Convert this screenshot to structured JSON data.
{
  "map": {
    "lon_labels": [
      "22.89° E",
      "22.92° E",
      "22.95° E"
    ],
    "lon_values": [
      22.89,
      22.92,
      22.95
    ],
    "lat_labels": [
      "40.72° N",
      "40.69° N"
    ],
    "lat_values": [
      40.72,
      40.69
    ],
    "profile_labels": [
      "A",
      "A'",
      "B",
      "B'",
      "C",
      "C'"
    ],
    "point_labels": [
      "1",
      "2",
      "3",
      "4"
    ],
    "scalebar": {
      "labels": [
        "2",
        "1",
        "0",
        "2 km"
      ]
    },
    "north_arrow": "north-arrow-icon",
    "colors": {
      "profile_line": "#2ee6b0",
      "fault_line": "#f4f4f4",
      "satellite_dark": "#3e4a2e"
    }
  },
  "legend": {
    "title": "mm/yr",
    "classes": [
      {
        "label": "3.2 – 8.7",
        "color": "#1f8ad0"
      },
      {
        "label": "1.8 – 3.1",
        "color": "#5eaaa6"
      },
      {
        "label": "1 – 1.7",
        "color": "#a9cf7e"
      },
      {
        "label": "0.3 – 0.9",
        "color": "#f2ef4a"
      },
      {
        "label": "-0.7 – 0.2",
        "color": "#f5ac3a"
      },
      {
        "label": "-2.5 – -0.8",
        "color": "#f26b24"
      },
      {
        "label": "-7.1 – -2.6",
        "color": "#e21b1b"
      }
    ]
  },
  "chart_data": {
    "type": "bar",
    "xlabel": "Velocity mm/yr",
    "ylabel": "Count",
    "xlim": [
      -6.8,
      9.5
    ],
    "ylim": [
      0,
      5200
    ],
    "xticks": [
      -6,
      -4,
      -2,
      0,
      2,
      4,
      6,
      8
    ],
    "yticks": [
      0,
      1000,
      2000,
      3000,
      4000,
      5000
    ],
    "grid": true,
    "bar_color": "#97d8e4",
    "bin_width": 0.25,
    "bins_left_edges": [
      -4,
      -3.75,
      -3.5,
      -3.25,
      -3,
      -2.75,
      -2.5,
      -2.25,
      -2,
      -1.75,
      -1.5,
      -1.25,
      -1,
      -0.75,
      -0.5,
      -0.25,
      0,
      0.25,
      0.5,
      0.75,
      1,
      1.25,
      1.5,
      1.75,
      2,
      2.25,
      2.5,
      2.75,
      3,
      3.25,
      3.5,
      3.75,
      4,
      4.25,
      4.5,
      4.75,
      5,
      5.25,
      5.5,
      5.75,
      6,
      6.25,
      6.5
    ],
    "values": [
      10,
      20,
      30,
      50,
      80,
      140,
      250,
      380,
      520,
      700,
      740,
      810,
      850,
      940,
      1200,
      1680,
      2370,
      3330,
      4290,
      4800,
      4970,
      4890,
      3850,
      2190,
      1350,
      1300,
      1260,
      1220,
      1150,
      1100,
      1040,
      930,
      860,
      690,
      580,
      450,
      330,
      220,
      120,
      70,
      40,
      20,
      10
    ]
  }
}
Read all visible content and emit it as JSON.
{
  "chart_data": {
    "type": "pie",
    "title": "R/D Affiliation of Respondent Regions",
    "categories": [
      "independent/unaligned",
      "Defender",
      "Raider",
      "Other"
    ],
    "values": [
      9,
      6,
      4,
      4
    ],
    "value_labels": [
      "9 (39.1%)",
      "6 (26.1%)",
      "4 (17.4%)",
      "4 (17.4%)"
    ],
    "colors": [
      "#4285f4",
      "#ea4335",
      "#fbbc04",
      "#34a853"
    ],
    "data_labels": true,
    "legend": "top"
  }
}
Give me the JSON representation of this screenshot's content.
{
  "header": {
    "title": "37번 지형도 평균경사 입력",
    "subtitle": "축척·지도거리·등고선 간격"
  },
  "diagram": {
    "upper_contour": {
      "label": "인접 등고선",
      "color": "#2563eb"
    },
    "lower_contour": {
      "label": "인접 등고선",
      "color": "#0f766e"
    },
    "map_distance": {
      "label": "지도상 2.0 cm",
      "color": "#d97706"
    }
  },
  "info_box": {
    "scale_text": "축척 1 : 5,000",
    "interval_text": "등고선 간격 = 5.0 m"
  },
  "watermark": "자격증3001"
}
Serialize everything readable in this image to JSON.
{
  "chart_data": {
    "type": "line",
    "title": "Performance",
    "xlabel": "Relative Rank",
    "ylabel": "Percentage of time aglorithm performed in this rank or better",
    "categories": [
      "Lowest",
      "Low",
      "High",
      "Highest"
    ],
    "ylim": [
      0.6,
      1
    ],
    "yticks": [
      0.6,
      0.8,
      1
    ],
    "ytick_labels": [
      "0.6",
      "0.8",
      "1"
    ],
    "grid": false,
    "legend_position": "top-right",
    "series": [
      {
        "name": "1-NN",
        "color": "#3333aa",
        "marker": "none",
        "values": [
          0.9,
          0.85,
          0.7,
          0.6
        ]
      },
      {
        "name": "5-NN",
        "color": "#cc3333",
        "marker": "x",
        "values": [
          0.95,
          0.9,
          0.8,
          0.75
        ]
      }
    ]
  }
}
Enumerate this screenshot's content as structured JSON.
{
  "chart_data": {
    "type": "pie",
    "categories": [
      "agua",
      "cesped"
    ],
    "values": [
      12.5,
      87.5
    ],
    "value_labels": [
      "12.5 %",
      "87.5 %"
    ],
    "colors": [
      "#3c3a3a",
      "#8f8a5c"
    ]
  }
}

→ Set problem
Transcribe every record above exactly as it appears.

→ Solution
Convert this screenshot to structured JSON data.
{
  "map": {
    "lon_labels": [
      "22.89° E",
      "22.92° E",
      "22.95° E"
    ],
    "lon_values": [
      22.89,
      22.92,
      22.95
    ],
    "lat_labels": [
      "40.72° N",
      "40.69° N"
    ],
    "lat_values": [
      40.72,
      40.69
    ],
    "profile_labels": [
      "A",
      "A'",
      "B",
      "B'",
      "C",
      "C'"
    ],
    "point_labels": [
      "1",
      "2",
      "3",
      "4"
    ],
    "scalebar": {
      "labels": [
        "2",
        "1",
        "0",
        "2 km"
      ]
    },
    "north_arrow": "north-arrow-icon",
    "colors": {
      "profile_line": "#2ee6b0",
      "fault_line": "#f4f4f4",
      "satellite_dark": "#3e4a2e"
    }
  },
  "legend": {
    "title": "mm/yr",
    "classes": [
      {
        "label": "3.2 – 8.7",
        "color": "#1f8ad0"
      },
      {
        "label": "1.8 – 3.1",
        "color": "#5eaaa6"
      },
      {
        "label": "1 – 1.7",
        "color": "#a9cf7e"
      },
      {
        "label": "0.3 – 0.9",
        "color": "#f2ef4a"
      },
      {
        "label": "-0.7 – 0.2",
        "color": "#f5ac3a"
      },
      {
        "label": "-2.5 – -0.8",
        "color": "#f26b24"
      },
      {
        "label": "-7.1 – -2.6",
        "color": "#e21b1b"
      }
    ]
  },
  "chart_data": {
    "type": "bar",
    "xlabel": "Velocity mm/yr",
    "ylabel": "Count",
    "xlim": [
      -6.8,
      9.5
    ],
    "ylim": [
      0,
      5200
    ],
    "xticks": [
      -6,
      -4,
      -2,
      0,
      2,
      4,
      6,
      8
    ],
    "yticks": [
      0,
      1000,
      2000,
      3000,
      4000,
      5000
    ],
    "grid": true,
    "bar_color": "#97d8e4",
    "bin_width": 0.25,
    "bins_left_edges": [
      -4,
      -3.75,
      -3.5,
      -3.25,
      -3,
      -2.75,
      -2.5,
      -2.25,
      -2,
      -1.75,
      -1.5,
      -1.25,
      -1,
      -0.75,
      -0.5,
      -0.25,
      0,
      0.25,
      0.5,
      0.75,
      1,
      1.25,
      1.5,
      1.75,
      2,
      2.25,
      2.5,
      2.75,
      3,
      3.25,
      3.5,
      3.75,
      4,
      4.25,
      4.5,
      4.75,
      5,
      5.25,
      5.5,
      5.75,
      6,
      6.25,
      6.5
    ],
    "values": [
      10,
      20,
      30,
      50,
      80,
      140,
      250,
      380,
      520,
      700,
      740,
      810,
      850,
      940,
      1200,
      1680,
      2370,
      3330,
      4290,
      4800,
      4970,
      4890,
      3850,
      2190,
      1350,
      1300,
      1260,
      1220,
      1150,
      1100,
      1040,
      930,
      860,
      690,
      580,
      450,
      330,
      220,
      120,
      70,
      40,
      20,
      10
    ]
  }
}
Read all visible content and emit it as JSON.
{
  "chart_data": {
    "type": "pie",
    "title": "R/D Affiliation of Respondent Regions",
    "categories": [
      "independent/unaligned",
      "Defender",
      "Raider",
      "Other"
    ],
    "values": [
      9,
      6,
      4,
      4
    ],
    "value_labels": [
      "9 (39.1%)",
      "6 (26.1%)",
      "4 (17.4%)",
      "4 (17.4%)"
    ],
    "colors": [
      "#4285f4",
      "#ea4335",
      "#fbbc04",
      "#34a853"
    ],
    "data_labels": true,
    "legend": "top"
  }
}
Give me the JSON representation of this screenshot's content.
{
  "header": {
    "title": "37번 지형도 평균경사 입력",
    "subtitle": "축척·지도거리·등고선 간격"
  },
  "diagram": {
    "upper_contour": {
      "label": "인접 등고선",
      "color": "#2563eb"
    },
    "lower_contour": {
      "label": "인접 등고선",
      "color": "#0f766e"
    },
    "map_distance": {
      "label": "지도상 2.0 cm",
      "color": "#d97706"
    }
  },
  "info_box": {
    "scale_text": "축척 1 : 5,000",
    "interval_text": "등고선 간격 = 5.0 m"
  },
  "watermark": "자격증3001"
}
Serialize everything readable in this image to JSON.
{
  "chart_data": {
    "type": "line",
    "title": "Performance",
    "xlabel": "Relative Rank",
    "ylabel": "Percentage of time aglorithm performed in this rank or better",
    "categories": [
      "Lowest",
      "Low",
      "High",
      "Highest"
    ],
    "ylim": [
      0.6,
      1
    ],
    "yticks": [
      0.6,
      0.8,
      1
    ],
    "ytick_labels": [
      "0.6",
      "0.8",
      "1"
    ],
    "grid": false,
    "legend_position": "top-right",
    "series": [
      {
        "name": "1-NN",
        "color": "#3333aa",
        "marker": "none",
        "values": [
          0.9,
          0.85,
          0.7,
          0.6
        ]
      },
      {
        "name": "5-NN",
        "color": "#cc3333",
        "marker": "x",
        "values": [
          0.95,
          0.9,
          0.8,
          0.75
        ]
      }
    ]
  }
}
Enumerate this screenshot's content as structured JSON.
{
  "chart_data": {
    "type": "pie",
    "categories": [
      "agua",
      "cesped"
    ],
    "values": [
      12.5,
      87.5
    ],
    "value_labels": [
      "12.5 %",
      "87.5 %"
    ],
    "colors": [
      "#3c3a3a",
      "#8f8a5c"
    ]
  }
}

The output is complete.